Requirement
Copy every line with the string "used" in it.

:: Entries supplied

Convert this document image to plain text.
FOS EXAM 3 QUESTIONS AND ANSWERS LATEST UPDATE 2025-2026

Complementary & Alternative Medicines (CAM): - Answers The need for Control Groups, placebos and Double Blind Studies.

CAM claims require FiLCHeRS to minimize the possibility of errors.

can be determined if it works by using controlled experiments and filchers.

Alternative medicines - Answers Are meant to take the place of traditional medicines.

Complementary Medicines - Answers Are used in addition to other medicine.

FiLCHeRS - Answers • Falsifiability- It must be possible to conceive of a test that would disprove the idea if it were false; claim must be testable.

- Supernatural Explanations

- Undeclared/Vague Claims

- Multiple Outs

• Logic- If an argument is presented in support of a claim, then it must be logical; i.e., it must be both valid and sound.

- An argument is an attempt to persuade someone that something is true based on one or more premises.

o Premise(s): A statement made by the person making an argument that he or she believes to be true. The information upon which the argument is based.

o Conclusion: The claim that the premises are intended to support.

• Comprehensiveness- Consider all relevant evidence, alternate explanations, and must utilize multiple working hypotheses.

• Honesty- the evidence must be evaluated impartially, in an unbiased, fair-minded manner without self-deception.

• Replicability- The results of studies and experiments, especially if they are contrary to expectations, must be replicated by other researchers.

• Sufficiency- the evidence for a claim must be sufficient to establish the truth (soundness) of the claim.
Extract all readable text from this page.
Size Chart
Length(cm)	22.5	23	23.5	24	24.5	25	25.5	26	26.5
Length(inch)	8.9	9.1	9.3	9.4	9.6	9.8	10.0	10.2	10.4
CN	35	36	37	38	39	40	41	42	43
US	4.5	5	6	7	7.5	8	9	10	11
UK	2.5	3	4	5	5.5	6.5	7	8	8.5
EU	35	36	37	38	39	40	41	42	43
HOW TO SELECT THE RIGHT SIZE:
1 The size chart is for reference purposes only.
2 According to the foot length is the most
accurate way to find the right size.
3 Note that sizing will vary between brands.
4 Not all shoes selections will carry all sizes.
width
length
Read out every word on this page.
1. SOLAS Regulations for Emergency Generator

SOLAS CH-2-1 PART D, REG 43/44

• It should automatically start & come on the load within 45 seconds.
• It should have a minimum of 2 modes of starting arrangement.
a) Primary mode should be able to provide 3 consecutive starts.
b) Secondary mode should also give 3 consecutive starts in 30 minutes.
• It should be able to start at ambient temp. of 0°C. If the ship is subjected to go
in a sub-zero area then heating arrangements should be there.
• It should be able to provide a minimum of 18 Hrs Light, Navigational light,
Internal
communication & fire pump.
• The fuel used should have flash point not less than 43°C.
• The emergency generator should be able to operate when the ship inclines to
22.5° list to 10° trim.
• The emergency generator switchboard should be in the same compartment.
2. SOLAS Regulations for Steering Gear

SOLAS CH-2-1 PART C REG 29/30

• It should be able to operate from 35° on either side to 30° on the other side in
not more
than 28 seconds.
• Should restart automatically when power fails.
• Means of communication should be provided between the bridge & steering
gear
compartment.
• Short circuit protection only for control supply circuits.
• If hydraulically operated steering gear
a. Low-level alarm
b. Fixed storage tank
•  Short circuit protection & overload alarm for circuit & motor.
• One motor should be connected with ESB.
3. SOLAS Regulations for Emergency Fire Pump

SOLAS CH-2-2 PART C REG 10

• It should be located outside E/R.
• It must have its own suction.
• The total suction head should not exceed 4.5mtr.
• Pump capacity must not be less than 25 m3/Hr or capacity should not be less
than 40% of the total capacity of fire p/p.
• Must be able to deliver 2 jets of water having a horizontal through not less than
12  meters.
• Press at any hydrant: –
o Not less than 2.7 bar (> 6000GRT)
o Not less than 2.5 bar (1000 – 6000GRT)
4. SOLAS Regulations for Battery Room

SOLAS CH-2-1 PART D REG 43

::::

Completed task
Complementary Medicines - Answers Are used in addition to other medicine.
• The fuel used should have flash point not less than 43°C.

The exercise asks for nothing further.